Exercise aim:
In the entries below, find the lines that contain the word "false" and copy them.

Records excerpted from a collection:

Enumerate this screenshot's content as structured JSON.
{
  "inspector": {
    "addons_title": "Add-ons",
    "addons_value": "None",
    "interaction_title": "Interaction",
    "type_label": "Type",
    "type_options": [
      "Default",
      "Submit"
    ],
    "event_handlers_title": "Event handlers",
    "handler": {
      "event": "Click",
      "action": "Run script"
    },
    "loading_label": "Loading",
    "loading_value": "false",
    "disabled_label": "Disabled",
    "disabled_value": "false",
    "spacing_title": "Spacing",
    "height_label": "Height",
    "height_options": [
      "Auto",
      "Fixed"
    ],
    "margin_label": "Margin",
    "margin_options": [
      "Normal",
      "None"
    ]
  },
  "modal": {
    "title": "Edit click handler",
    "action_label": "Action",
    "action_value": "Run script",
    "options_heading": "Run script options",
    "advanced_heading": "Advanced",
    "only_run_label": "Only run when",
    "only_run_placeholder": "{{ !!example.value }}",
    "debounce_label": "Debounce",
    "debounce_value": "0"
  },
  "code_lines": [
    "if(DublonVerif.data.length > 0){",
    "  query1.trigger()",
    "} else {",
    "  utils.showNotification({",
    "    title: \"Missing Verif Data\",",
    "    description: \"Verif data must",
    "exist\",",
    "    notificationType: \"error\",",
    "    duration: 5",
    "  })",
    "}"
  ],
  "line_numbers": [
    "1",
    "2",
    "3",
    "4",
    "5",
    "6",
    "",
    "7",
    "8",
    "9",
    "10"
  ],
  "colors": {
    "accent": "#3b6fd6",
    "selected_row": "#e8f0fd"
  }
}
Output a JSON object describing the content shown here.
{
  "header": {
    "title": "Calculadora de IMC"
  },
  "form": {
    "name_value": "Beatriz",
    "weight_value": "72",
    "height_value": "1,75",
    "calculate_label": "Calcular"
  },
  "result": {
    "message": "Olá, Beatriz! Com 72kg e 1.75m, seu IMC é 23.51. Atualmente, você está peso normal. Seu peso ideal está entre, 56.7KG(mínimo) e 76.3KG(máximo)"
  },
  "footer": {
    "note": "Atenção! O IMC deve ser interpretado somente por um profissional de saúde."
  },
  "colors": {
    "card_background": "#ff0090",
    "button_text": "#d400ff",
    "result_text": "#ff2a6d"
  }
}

Finished task:
    "loading_value": "false",
    "disabled_value": "false",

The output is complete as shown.